++++ Document text ++++
AlgaeBaseR

Overview

The AlgaeBaseR package provides tools to interact with the AlgaeBase API, download datasets, and correct scientific names for phytoplankton and other organisms. This package includes functions to fetch records for species or genus, download taxonomic lists, and match scientific names.

Installation

You can install the necessary packages and dependencies by running the load_packages() function:

# Load necessary libraries
load_packages()

Functions

1. `AlgaeBase_records_genus`

This function retrieves genus records from AlgaeBase by querying the genus name.

Usage

AlgaeBase_records_genus(genus, api_key, offset = 0, count = 100)

Arguments

genus: The name of the genus to query.
api_key: Your AlgaeBase API key.
offset: Pagination offset (default is 0).
count: The number of records to fetch (default is 100).

Example

genus_data <- AlgaeBase_records_genus("Phaeocystis", api_key = "your_api_key")
print(genus_data)

2. `AlgaeBase_records_species`

This function queries species data from the AlgaeBase API and can optionally retrieve genus-level data. It also provides a filtering mechanism based on name similarity using a Levenshtein distance threshold.

Usage

AlgaeBase_records_species(scientific_names, api_key = Sys.getenv("ALGAEBASE_API_KEY"), offset = 0, count = 10000, threshold = 1.5, add_taxo = TRUE, apply_filter = TRUE)

Arguments

scientific_names: A character vector of species scientific names to query.
api_key: A string representing the AlgaeBase API key. This can either be passed directly or retrieved from the environment variable 'ALGAEBASE_API_KEY'.
offset: An integer value for pagination (default is 0).
count: The number of records to fetch per request (default is 10,000).
add_taxo: A logical value indicating whether genus-level taxonomy should be included in the output (default is TRUE).
threshold: A numeric value indicating the Levenshtein distance threshold for matching species names. A higher threshold allows for more distant matches (default is 1.5).
apply_filter: A logical value indicating whether to apply the filtering based on name similarity using the threshold (default is TRUE).

Example

# Define a vector of species scientific names
species_names <- c("Phaeocystis pouchetii", "Microcystis pulverea", "Chaetoceros gelida")

# Query AlgaeBase with genus-level taxonomy and apply filtering based on name similarity
species_data <- AlgaeBase_records_species(
  scientific_names = species_names,
  api_key = "your_api_key",
  add_taxo = TRUE,
  apply_filter = TRUE
)

# View the retrieved data
print(species_data)

3. `AlgaeBase_records_IDs`

This function retrieves records from AlgaeBase by using species or genus IDs.

Usage

AlgaeBase_records_IDs(ids, api_key, offset = 0, count = 100)

Arguments

ids: A vector of species or genus IDs to query.
api_key: Your AlgaeBase API key.
offset: Pagination offset (default is 0).
count: The number of records to fetch (default is 100).

Example

ids_data <- AlgaeBase_records_IDs(c(1234, 5678), api_key = "your_api_key")
print(ids_data)

4. `AlgaeBase_name2id`

This function retrieves the AlgaeBase ID corresponding to a scientific name.

Usage

AlgaeBase_name2id(scientific_names, api_key)

Arguments

scientific_names: A vector of scientific names to query.
api_key: Your AlgaeBase API key.

Example

id_data <- AlgaeBase_name2id(c("Phaeocystis pouchetii"), api_key = "your_api_key")
++++ Input for this task ++++
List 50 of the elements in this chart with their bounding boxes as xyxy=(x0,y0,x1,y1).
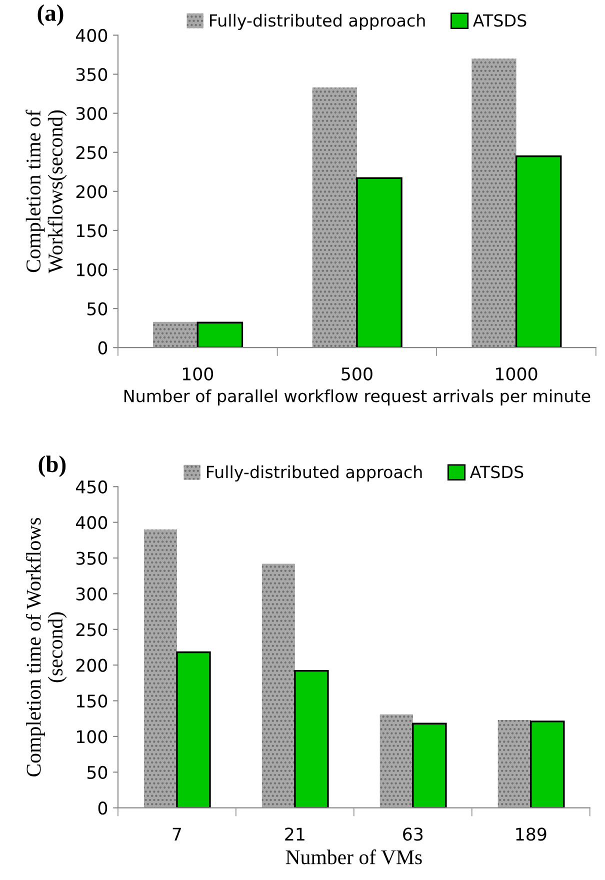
x-axis-title: Number of parallel workflow request arrivals per minute xyxy=(124,389,590,406)
bar xyxy=(176,651,211,808)
y-tick-label: 300 xyxy=(76,587,108,601)
y-tick-label: 100 xyxy=(77,730,108,744)
x-tick-label: 1000 xyxy=(496,367,538,380)
chart-title: (a) xyxy=(38,4,64,26)
bar xyxy=(412,722,447,808)
bar xyxy=(153,322,198,348)
y-tick-label: 150 xyxy=(77,224,108,238)
chart-title: (b) xyxy=(38,456,66,478)
x-tick-label: 189 xyxy=(516,828,546,841)
bar xyxy=(356,177,402,348)
x-tick-label: 7 xyxy=(172,828,181,840)
x-tick-label: 100 xyxy=(182,367,214,380)
y-tick-label: 100 xyxy=(77,263,108,276)
y-tick-label: 350 xyxy=(76,68,108,82)
legend-label: Fully-distributed approach xyxy=(210,14,425,30)
y-tick-label: 350 xyxy=(76,552,108,565)
y-tick-label: 0 xyxy=(98,341,108,354)
x-tick-label: 21 xyxy=(285,828,304,840)
bar xyxy=(312,88,357,348)
x-tick-label: 500 xyxy=(342,367,372,380)
y-tick-label: 50 xyxy=(88,766,108,779)
y-tick-label: 400 xyxy=(76,516,108,530)
y-tick-label: 450 xyxy=(76,480,108,494)
y-tick-label: 0 xyxy=(98,802,108,815)
y-tick-label: 150 xyxy=(77,694,108,708)
bar xyxy=(144,529,177,808)
bar xyxy=(472,58,516,348)
y-tick-label: 250 xyxy=(76,623,108,636)
legend-label: Fully-distributed approach xyxy=(207,465,422,482)
y-axis-title: Completion time of Workflows (second) xyxy=(26,518,67,776)
y-tick-label: 200 xyxy=(76,185,108,198)
y-tick-label: 250 xyxy=(76,146,108,160)
x-tick-label: 63 xyxy=(403,828,423,841)
bar xyxy=(498,720,531,808)
bar xyxy=(530,720,565,808)
bar xyxy=(262,564,295,808)
bar xyxy=(294,670,329,808)
y-tick-label: 200 xyxy=(76,658,108,672)
y-axis-title: Completion time of Workflows(second) xyxy=(26,110,67,274)
x-axis-title: Number of VMs xyxy=(286,849,422,864)
legend-label: ATSDS xyxy=(470,466,524,478)
bar xyxy=(380,714,413,808)
legend-label: ATSDS xyxy=(473,14,526,27)
y-tick-label: 300 xyxy=(76,107,108,120)
bar xyxy=(196,322,244,348)
y-tick-label: 400 xyxy=(76,28,108,42)
y-tick-label: 50 xyxy=(88,302,108,316)
bar xyxy=(515,155,562,348)
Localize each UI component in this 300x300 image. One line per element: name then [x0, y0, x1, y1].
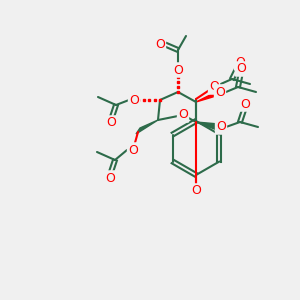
Text: O: O — [105, 172, 115, 184]
Text: O: O — [129, 94, 139, 106]
Polygon shape — [196, 90, 220, 102]
Text: O: O — [215, 85, 225, 98]
Text: O: O — [106, 116, 116, 130]
Text: O: O — [236, 62, 246, 76]
Text: O: O — [235, 56, 245, 70]
Text: O: O — [155, 38, 165, 50]
Text: O: O — [128, 143, 138, 157]
Text: O: O — [191, 184, 201, 197]
Text: O: O — [173, 64, 183, 76]
Text: O: O — [178, 109, 188, 122]
Polygon shape — [196, 122, 219, 130]
Polygon shape — [136, 120, 158, 134]
Text: O: O — [216, 121, 226, 134]
Text: O: O — [240, 98, 250, 110]
Text: O: O — [209, 80, 219, 94]
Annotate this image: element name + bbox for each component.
++++
## Work to do
A) Write out the section of the AlgaeBaseR text starting at "scientific_names: A character" and ending at "pagination (default is 0).".
B) Put the lines of the rows above, starting at the line that contains "Text: O: O — [105, 172, 115, 184]" and ending at the line that contains "Text: O: O — [128, 143, 138, 157]", into a Markdown table with the columns No. and Line, leaving out blank lines.

## Completed exercise
A)
scientific_names: A character vector of species scientific names to query.
api_key: A string representing the AlgaeBase API key. This can either be passed directly or retrieved from the environment variable 'ALGAEBASE_API_KEY'.
offset: An integer value for pagination (default is 0).

B)
| No. | Line |
|---|---|
| 1 | Text: O: O — [105, 172, 115, 184] |
| 2 | Text: O: O — [129, 94, 139, 106] |
| 3 | Polygon shape — [196, 90, 220, 102] |
| 4 | Text: O: O — [215, 85, 225, 98] |
| 5 | Text: O: O — [106, 116, 116, 130] |
| 6 | Text: O: O — [236, 62, 246, 76] |
| 7 | Text: O: O — [235, 56, 245, 70] |
| 8 | Text: O: O — [155, 38, 165, 50] |
| 9 | Text: O: O — [128, 143, 138, 157] |